(Required work) Scan the records and identify every line in which the string "found" occurs, then return those lines.

(Material)
++++++++++

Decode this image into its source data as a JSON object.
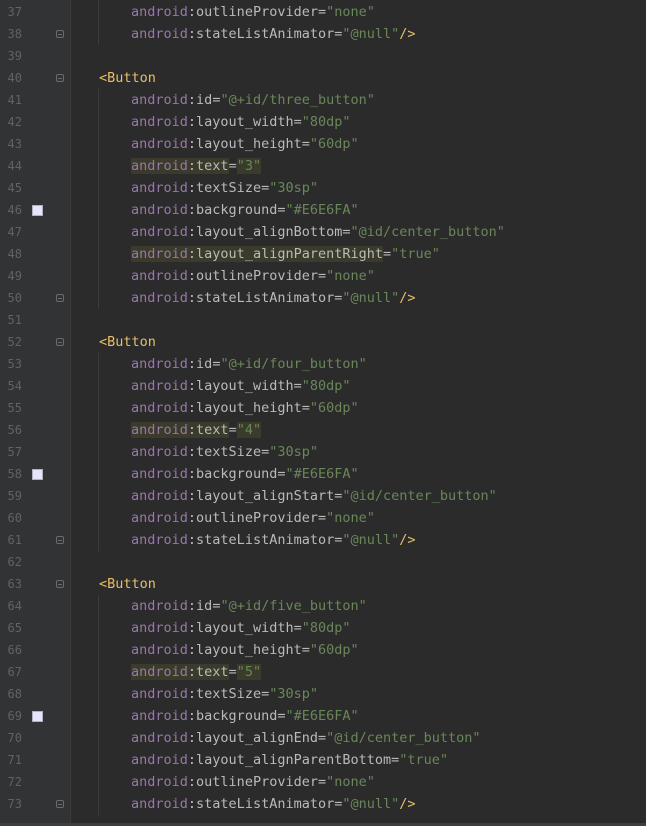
{
  "editor": {
    "lines": [
      {
        "n": "37",
        "type": "attr",
        "ns": "android",
        "attr": "outlineProvider",
        "value": "none"
      },
      {
        "n": "38",
        "type": "attr",
        "ns": "android",
        "attr": "stateListAnimator",
        "value": "@null",
        "close": "/>",
        "fold": true
      },
      {
        "n": "39",
        "type": "blank"
      },
      {
        "n": "40",
        "type": "tag",
        "tag": "<Button",
        "fold": true
      },
      {
        "n": "41",
        "type": "attr",
        "ns": "android",
        "attr": "id",
        "value": "@+id/three_button"
      },
      {
        "n": "42",
        "type": "attr",
        "ns": "android",
        "attr": "layout_width",
        "value": "80dp"
      },
      {
        "n": "43",
        "type": "attr",
        "ns": "android",
        "attr": "layout_height",
        "value": "60dp"
      },
      {
        "n": "44",
        "type": "attr",
        "ns": "android",
        "attr": "text",
        "value": "3",
        "highlight": true
      },
      {
        "n": "45",
        "type": "attr",
        "ns": "android",
        "attr": "textSize",
        "value": "30sp"
      },
      {
        "n": "46",
        "type": "attr",
        "ns": "android",
        "attr": "background",
        "value": "#E6E6FA",
        "swatch": "#E6E6FA"
      },
      {
        "n": "47",
        "type": "attr",
        "ns": "android",
        "attr": "layout_alignBottom",
        "value": "@id/center_button"
      },
      {
        "n": "48",
        "type": "attr",
        "ns": "android",
        "attr": "layout_alignParentRight",
        "value": "true",
        "highlight": true
      },
      {
        "n": "49",
        "type": "attr",
        "ns": "android",
        "attr": "outlineProvider",
        "value": "none"
      },
      {
        "n": "50",
        "type": "attr",
        "ns": "android",
        "attr": "stateListAnimator",
        "value": "@null",
        "close": "/>",
        "fold": true
      },
      {
        "n": "51",
        "type": "blank"
      },
      {
        "n": "52",
        "type": "tag",
        "tag": "<Button",
        "fold": true
      },
      {
        "n": "53",
        "type": "attr",
        "ns": "android",
        "attr": "id",
        "value": "@+id/four_button"
      },
      {
        "n": "54",
        "type": "attr",
        "ns": "android",
        "attr": "layout_width",
        "value": "80dp"
      },
      {
        "n": "55",
        "type": "attr",
        "ns": "android",
        "attr": "layout_height",
        "value": "60dp"
      },
      {
        "n": "56",
        "type": "attr",
        "ns": "android",
        "attr": "text",
        "value": "4",
        "highlight": true
      },
      {
        "n": "57",
        "type": "attr",
        "ns": "android",
        "attr": "textSize",
        "value": "30sp"
      },
      {
        "n": "58",
        "type": "attr",
        "ns": "android",
        "attr": "background",
        "value": "#E6E6FA",
        "swatch": "#E6E6FA"
      },
      {
        "n": "59",
        "type": "attr",
        "ns": "android",
        "attr": "layout_alignStart",
        "value": "@id/center_button"
      },
      {
        "n": "60",
        "type": "attr",
        "ns": "android",
        "attr": "outlineProvider",
        "value": "none"
      },
      {
        "n": "61",
        "type": "attr",
        "ns": "android",
        "attr": "stateListAnimator",
        "value": "@null",
        "close": "/>",
        "fold": true
      },
      {
        "n": "62",
        "type": "blank"
      },
      {
        "n": "63",
        "type": "tag",
        "tag": "<Button",
        "fold": true
      },
      {
        "n": "64",
        "type": "attr",
        "ns": "android",
        "attr": "id",
        "value": "@+id/five_button"
      },
      {
        "n": "65",
        "type": "attr",
        "ns": "android",
        "attr": "layout_width",
        "value": "80dp"
      },
      {
        "n": "66",
        "type": "attr",
        "ns": "android",
        "attr": "layout_height",
        "value": "60dp"
      },
      {
        "n": "67",
        "type": "attr",
        "ns": "android",
        "attr": "text",
        "value": "5",
        "highlight": true
      },
      {
        "n": "68",
        "type": "attr",
        "ns": "android",
        "attr": "textSize",
        "value": "30sp"
      },
      {
        "n": "69",
        "type": "attr",
        "ns": "android",
        "attr": "background",
        "value": "#E6E6FA",
        "swatch": "#E6E6FA"
      },
      {
        "n": "70",
        "type": "attr",
        "ns": "android",
        "attr": "layout_alignEnd",
        "value": "@id/center_button"
      },
      {
        "n": "71",
        "type": "attr",
        "ns": "android",
        "attr": "layout_alignParentBottom",
        "value": "true"
      },
      {
        "n": "72",
        "type": "attr",
        "ns": "android",
        "attr": "outlineProvider",
        "value": "none"
      },
      {
        "n": "73",
        "type": "attr",
        "ns": "android",
        "attr": "stateListAnimator",
        "value": "@null",
        "close": "/>",
        "fold": true
      }
    ]
  }
}
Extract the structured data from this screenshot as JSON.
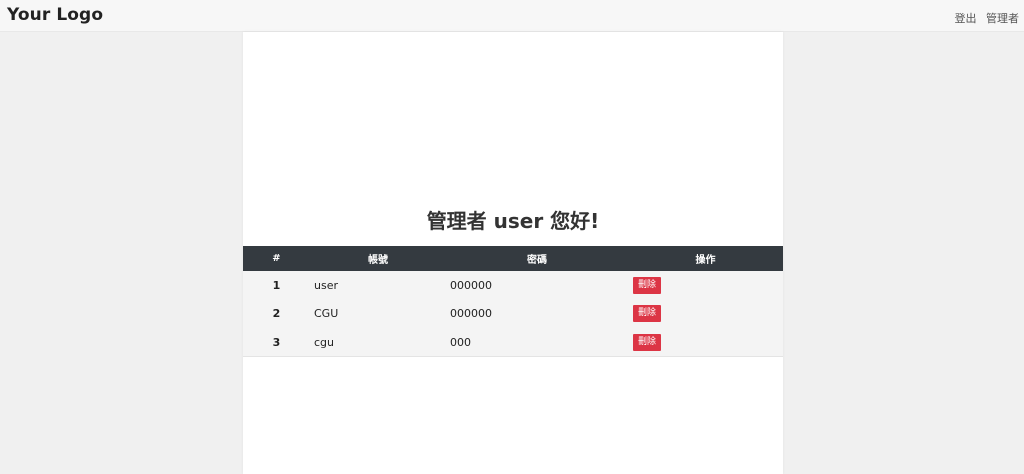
{
  "navbar": {
    "logo": "Your Logo",
    "logout_label": "登出",
    "admin_label": "管理者"
  },
  "main": {
    "welcome": "管理者 user 您好!",
    "table": {
      "headers": [
        "#",
        "帳號",
        "密碼",
        "操作"
      ],
      "rows": [
        {
          "num": "1",
          "account": "user",
          "password": "000000",
          "action": "刪除"
        },
        {
          "num": "2",
          "account": "CGU",
          "password": "000000",
          "action": "刪除"
        },
        {
          "num": "3",
          "account": "cgu",
          "password": "000",
          "action": "刪除"
        }
      ]
    }
  },
  "colors": {
    "header_bg": "#343a40",
    "delete_button": "#dc3545",
    "page_bg": "#f0f0f0"
  }
}
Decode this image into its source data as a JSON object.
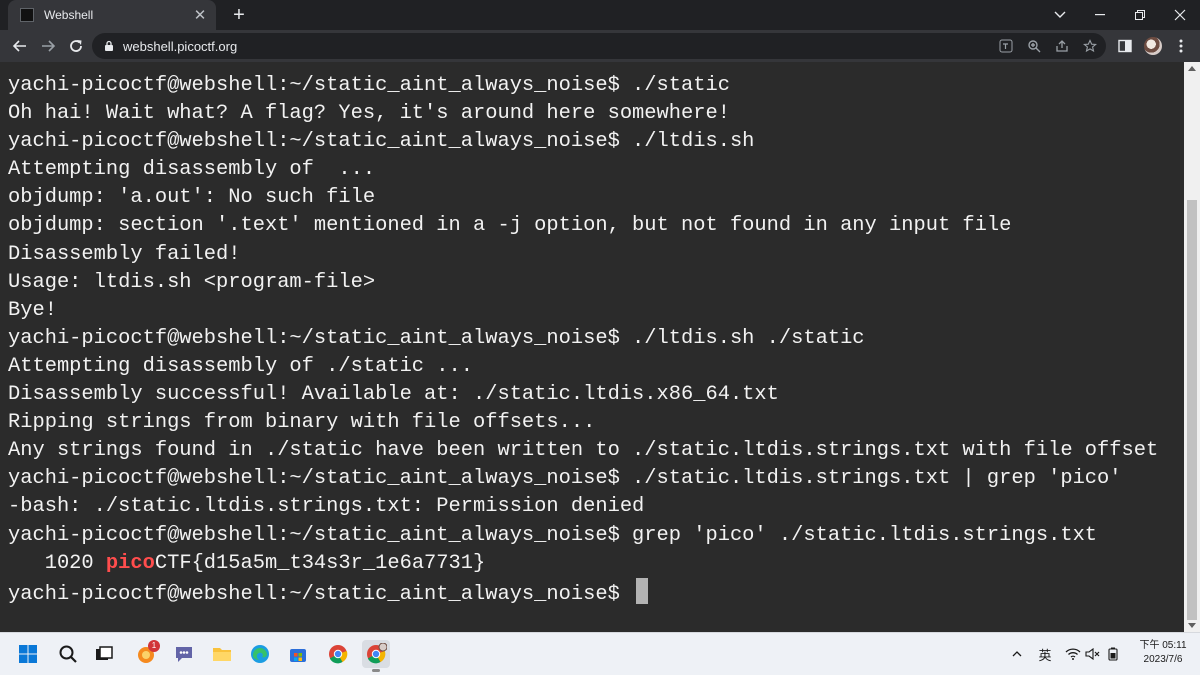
{
  "browser": {
    "tab_title": "Webshell",
    "url": "webshell.picoctf.org",
    "new_tab_symbol": "+",
    "close_tab_symbol": "✕"
  },
  "terminal": {
    "lines": [
      "yachi-picoctf@webshell:~/static_aint_always_noise$ ./static",
      "Oh hai! Wait what? A flag? Yes, it's around here somewhere!",
      "yachi-picoctf@webshell:~/static_aint_always_noise$ ./ltdis.sh",
      "Attempting disassembly of  ...",
      "objdump: 'a.out': No such file",
      "objdump: section '.text' mentioned in a -j option, but not found in any input file",
      "Disassembly failed!",
      "Usage: ltdis.sh <program-file>",
      "Bye!",
      "yachi-picoctf@webshell:~/static_aint_always_noise$ ./ltdis.sh ./static",
      "Attempting disassembly of ./static ...",
      "Disassembly successful! Available at: ./static.ltdis.x86_64.txt",
      "Ripping strings from binary with file offsets...",
      "Any strings found in ./static have been written to ./static.ltdis.strings.txt with file offset",
      "yachi-picoctf@webshell:~/static_aint_always_noise$ ./static.ltdis.strings.txt | grep 'pico'",
      "-bash: ./static.ltdis.strings.txt: Permission denied",
      "yachi-picoctf@webshell:~/static_aint_always_noise$ grep 'pico' ./static.ltdis.strings.txt"
    ],
    "flag_line": {
      "offset": "   1020 ",
      "match": "pico",
      "rest": "CTF{d15a5m_t34s3r_1e6a7731}"
    },
    "prompt": "yachi-picoctf@webshell:~/static_aint_always_noise$ "
  },
  "taskbar": {
    "notification_badge": "1",
    "input_method": "英",
    "clock_period": "下午",
    "time": "05:11",
    "date": "2023/7/6"
  },
  "colors": {
    "terminal_bg": "#2b2b2b",
    "terminal_fg": "#f2f2f2",
    "grep_match": "#ff4d4d",
    "chrome_dark": "#35363a"
  }
}
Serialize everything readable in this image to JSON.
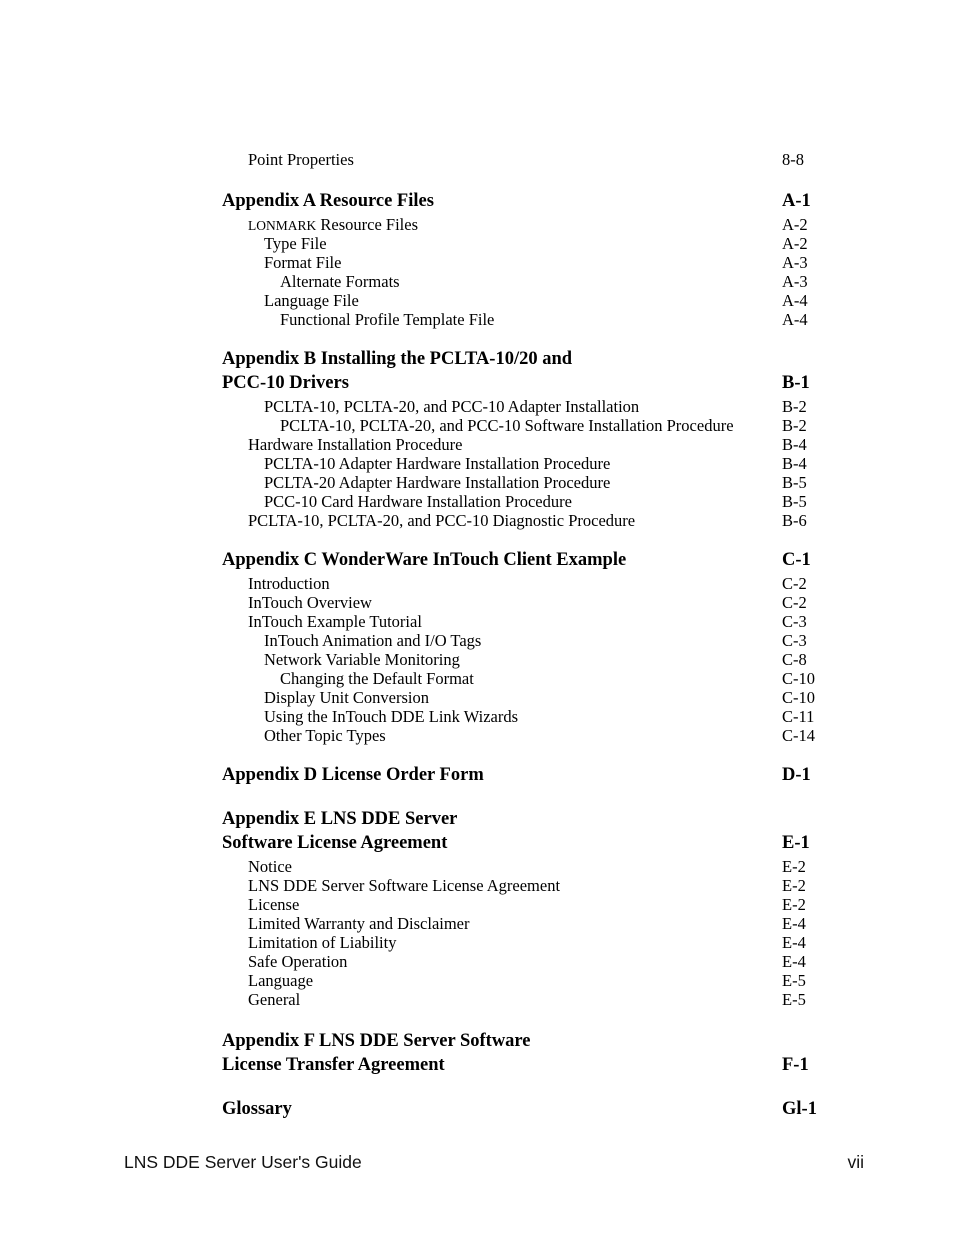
{
  "document": {
    "footer_left": "LNS DDE Server User's Guide",
    "footer_right": "vii"
  },
  "toc": {
    "entries": [
      {
        "level": 1,
        "type": "entry",
        "label": "Point Properties",
        "page": "8-8",
        "gap_before": 0
      },
      {
        "level": 0,
        "type": "head",
        "label": "Appendix A  Resource Files",
        "page": "A-1",
        "gap_before": 20
      },
      {
        "level": 1,
        "type": "entry",
        "label": "LONMARK Resource Files",
        "page": "A-2",
        "gap_before": 2,
        "smallcaps_prefix": "LONMARK",
        "rest": " Resource Files"
      },
      {
        "level": 2,
        "type": "entry",
        "label": "Type File",
        "page": "A-2",
        "gap_before": 0
      },
      {
        "level": 2,
        "type": "entry",
        "label": "Format File",
        "page": "A-3",
        "gap_before": 0
      },
      {
        "level": 3,
        "type": "entry",
        "label": "Alternate Formats",
        "page": "A-3",
        "gap_before": 0
      },
      {
        "level": 2,
        "type": "entry",
        "label": "Language File",
        "page": "A-4",
        "gap_before": 0
      },
      {
        "level": 3,
        "type": "entry",
        "label": "Functional Profile Template File",
        "page": "A-4",
        "gap_before": 0
      },
      {
        "level": 0,
        "type": "head",
        "label": "Appendix B Installing the PCLTA-10/20 and",
        "page": "",
        "gap_before": 18
      },
      {
        "level": 0,
        "type": "head",
        "label": "PCC-10 Drivers",
        "page": "B-1",
        "gap_before": 0
      },
      {
        "level": 2,
        "type": "entry",
        "label": "PCLTA-10, PCLTA-20, and PCC-10 Adapter Installation",
        "page": "B-2",
        "gap_before": 2
      },
      {
        "level": 3,
        "type": "entry",
        "label": "PCLTA-10, PCLTA-20, and PCC-10 Software Installation Procedure",
        "page": "B-2",
        "gap_before": 0
      },
      {
        "level": 1,
        "type": "entry",
        "label": "Hardware Installation Procedure",
        "page": "B-4",
        "gap_before": 0
      },
      {
        "level": 2,
        "type": "entry",
        "label": "PCLTA-10 Adapter Hardware Installation Procedure",
        "page": "B-4",
        "gap_before": 0
      },
      {
        "level": 2,
        "type": "entry",
        "label": "PCLTA-20 Adapter Hardware Installation Procedure",
        "page": "B-5",
        "gap_before": 0
      },
      {
        "level": 2,
        "type": "entry",
        "label": "PCC-10 Card Hardware Installation Procedure",
        "page": "B-5",
        "gap_before": 0
      },
      {
        "level": 1,
        "type": "entry",
        "label": "PCLTA-10, PCLTA-20, and PCC-10 Diagnostic Procedure",
        "page": "B-6",
        "gap_before": 0
      },
      {
        "level": 0,
        "type": "head",
        "label": "Appendix C  WonderWare InTouch Client Example",
        "page": "C-1",
        "gap_before": 18
      },
      {
        "level": 1,
        "type": "entry",
        "label": "Introduction",
        "page": "C-2",
        "gap_before": 2
      },
      {
        "level": 1,
        "type": "entry",
        "label": "InTouch Overview",
        "page": "C-2",
        "gap_before": 0
      },
      {
        "level": 1,
        "type": "entry",
        "label": "InTouch Example Tutorial",
        "page": "C-3",
        "gap_before": 0
      },
      {
        "level": 2,
        "type": "entry",
        "label": "InTouch Animation and I/O Tags",
        "page": "C-3",
        "gap_before": 0
      },
      {
        "level": 2,
        "type": "entry",
        "label": "Network Variable Monitoring",
        "page": "C-8",
        "gap_before": 0
      },
      {
        "level": 3,
        "type": "entry",
        "label": "Changing the Default Format",
        "page": "C-10",
        "gap_before": 0
      },
      {
        "level": 2,
        "type": "entry",
        "label": "Display Unit Conversion",
        "page": "C-10",
        "gap_before": 0
      },
      {
        "level": 2,
        "type": "entry",
        "label": "Using the InTouch DDE Link Wizards",
        "page": "C-11",
        "gap_before": 0
      },
      {
        "level": 2,
        "type": "entry",
        "label": "Other Topic Types",
        "page": "C-14",
        "gap_before": 0
      },
      {
        "level": 0,
        "type": "head",
        "label": "Appendix D License Order Form",
        "page": "D-1",
        "gap_before": 18
      },
      {
        "level": 0,
        "type": "head",
        "label": "Appendix E LNS DDE Server",
        "page": "",
        "gap_before": 20
      },
      {
        "level": 0,
        "type": "head",
        "label": "Software License Agreement",
        "page": "E-1",
        "gap_before": 0
      },
      {
        "level": 1,
        "type": "entry",
        "label": "Notice",
        "page": "E-2",
        "gap_before": 2
      },
      {
        "level": 1,
        "type": "entry",
        "label": "LNS DDE Server Software License Agreement",
        "page": "E-2",
        "gap_before": 0
      },
      {
        "level": 1,
        "type": "entry",
        "label": "License",
        "page": "E-2",
        "gap_before": 0
      },
      {
        "level": 1,
        "type": "entry",
        "label": "Limited Warranty and Disclaimer",
        "page": "E-4",
        "gap_before": 0
      },
      {
        "level": 1,
        "type": "entry",
        "label": "Limitation of Liability",
        "page": "E-4",
        "gap_before": 0
      },
      {
        "level": 1,
        "type": "entry",
        "label": "Safe Operation",
        "page": "E-4",
        "gap_before": 0
      },
      {
        "level": 1,
        "type": "entry",
        "label": "Language",
        "page": "E-5",
        "gap_before": 0
      },
      {
        "level": 1,
        "type": "entry",
        "label": "General",
        "page": "E-5",
        "gap_before": 0
      },
      {
        "level": 0,
        "type": "head",
        "label": "Appendix F LNS DDE Server Software",
        "page": "",
        "gap_before": 20
      },
      {
        "level": 0,
        "type": "head",
        "label": "License Transfer Agreement",
        "page": "F-1",
        "gap_before": 0
      },
      {
        "level": 0,
        "type": "head",
        "label": "Glossary",
        "page": "Gl-1",
        "gap_before": 20
      }
    ]
  }
}
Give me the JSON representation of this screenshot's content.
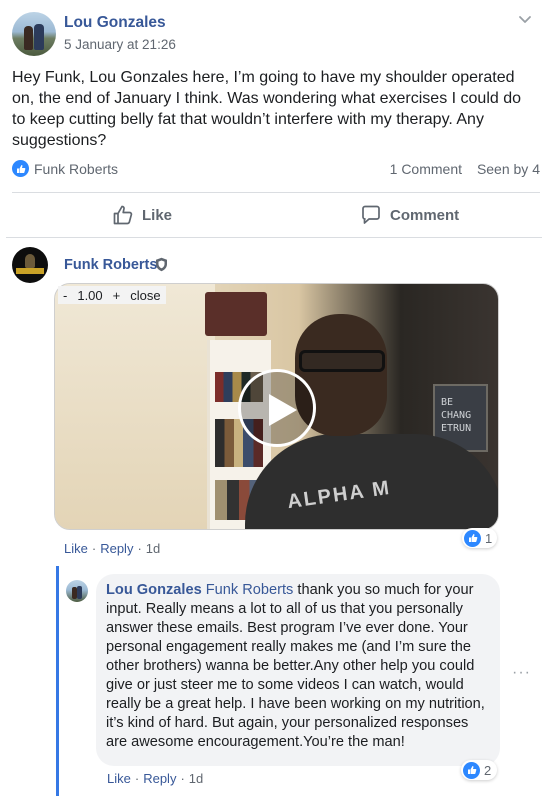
{
  "post": {
    "author": "Lou Gonzales",
    "time": "5 January at 21:26",
    "text": "Hey Funk, Lou Gonzales here, I’m going to have my shoulder operated on, the end of January I think. Was wondering what exercises I could do to keep cutting belly fat that wouldn’t interfere with my therapy. Any suggestions?",
    "reaction_name": "Funk Roberts",
    "comments_count": "1 Comment",
    "seen_by": "Seen by 4",
    "like_label": "Like",
    "comment_label": "Comment"
  },
  "comment": {
    "author": "Funk Roberts",
    "zoom": {
      "minus": "-",
      "value": "1.00",
      "plus": "+",
      "close": "close"
    },
    "video_reaction_count": "1",
    "like": "Like",
    "reply": "Reply",
    "age": "1d",
    "sep": "·"
  },
  "reply": {
    "author": "Lou Gonzales",
    "mention": "Funk Roberts",
    "text": "thank you so much for your input. Really means a lot to all of us that you personally answer these emails. Best program I’ve ever done. Your personal engagement really makes me (and I’m sure the other brothers) wanna be better.Any other help you could give or just steer me to some videos I can watch, would really be a great help. I have been working on my nutrition, it’s kind of hard. But again, your personalized responses are awesome encouragement.You’re the man!",
    "reaction_count": "2",
    "like": "Like",
    "reply": "Reply",
    "age": "1d",
    "sep": "·",
    "more": "···"
  },
  "video_overlay": {
    "shirt_text": "ALPHA M",
    "board_text": "BE CHANG ETRUN"
  },
  "colors": {
    "link": "#385898",
    "accent": "#2d88ff",
    "thread": "#3578e5",
    "muted": "#606770"
  },
  "icons": [
    "chevron-down-icon",
    "like-badge-icon",
    "thumbs-up-icon",
    "comment-icon",
    "shield-icon",
    "play-icon"
  ]
}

++++++++++

(Right answer)
      "objdump: section '.text' mentioned in a -j option, but not found in any input file",
      "Any strings found in ./static have been written to ./static.ltdis.strings.txt with file offset",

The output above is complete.